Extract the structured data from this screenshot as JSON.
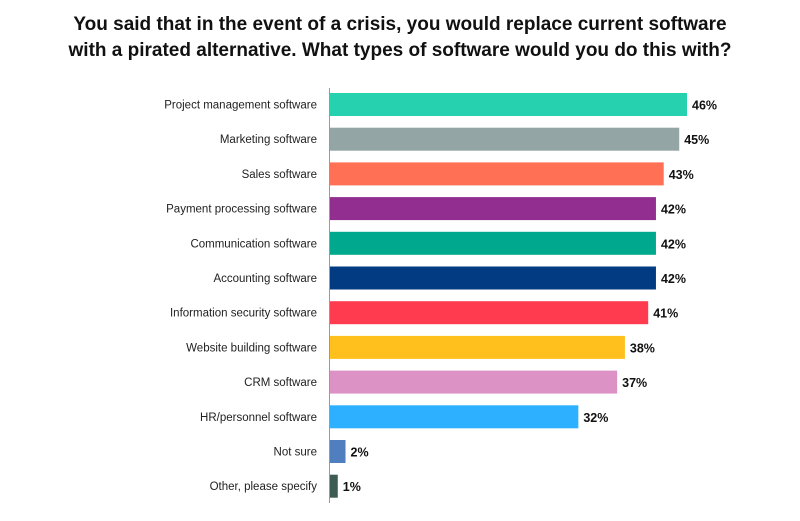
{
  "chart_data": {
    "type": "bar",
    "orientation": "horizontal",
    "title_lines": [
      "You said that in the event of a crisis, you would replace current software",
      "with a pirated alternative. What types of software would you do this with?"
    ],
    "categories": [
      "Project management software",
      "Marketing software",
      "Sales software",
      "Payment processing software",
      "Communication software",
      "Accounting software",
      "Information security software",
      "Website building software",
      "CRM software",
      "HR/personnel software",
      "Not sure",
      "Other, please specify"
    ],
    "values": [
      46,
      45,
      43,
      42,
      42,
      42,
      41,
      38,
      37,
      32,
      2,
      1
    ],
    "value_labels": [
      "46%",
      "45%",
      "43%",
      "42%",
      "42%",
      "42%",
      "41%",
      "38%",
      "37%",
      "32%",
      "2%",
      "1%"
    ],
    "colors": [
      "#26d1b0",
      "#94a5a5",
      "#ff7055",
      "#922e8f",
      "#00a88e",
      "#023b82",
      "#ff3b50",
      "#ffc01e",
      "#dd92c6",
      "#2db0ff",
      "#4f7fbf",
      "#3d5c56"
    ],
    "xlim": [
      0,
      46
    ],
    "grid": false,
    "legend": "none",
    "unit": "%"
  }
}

....

# Your instructions
Among the lines of the material, find those that hold the word "this" and copy them.

# Written response
Extract the structured data from this screenshot as JSON.
      "with a pirated alternative. What types of software would you do this with?"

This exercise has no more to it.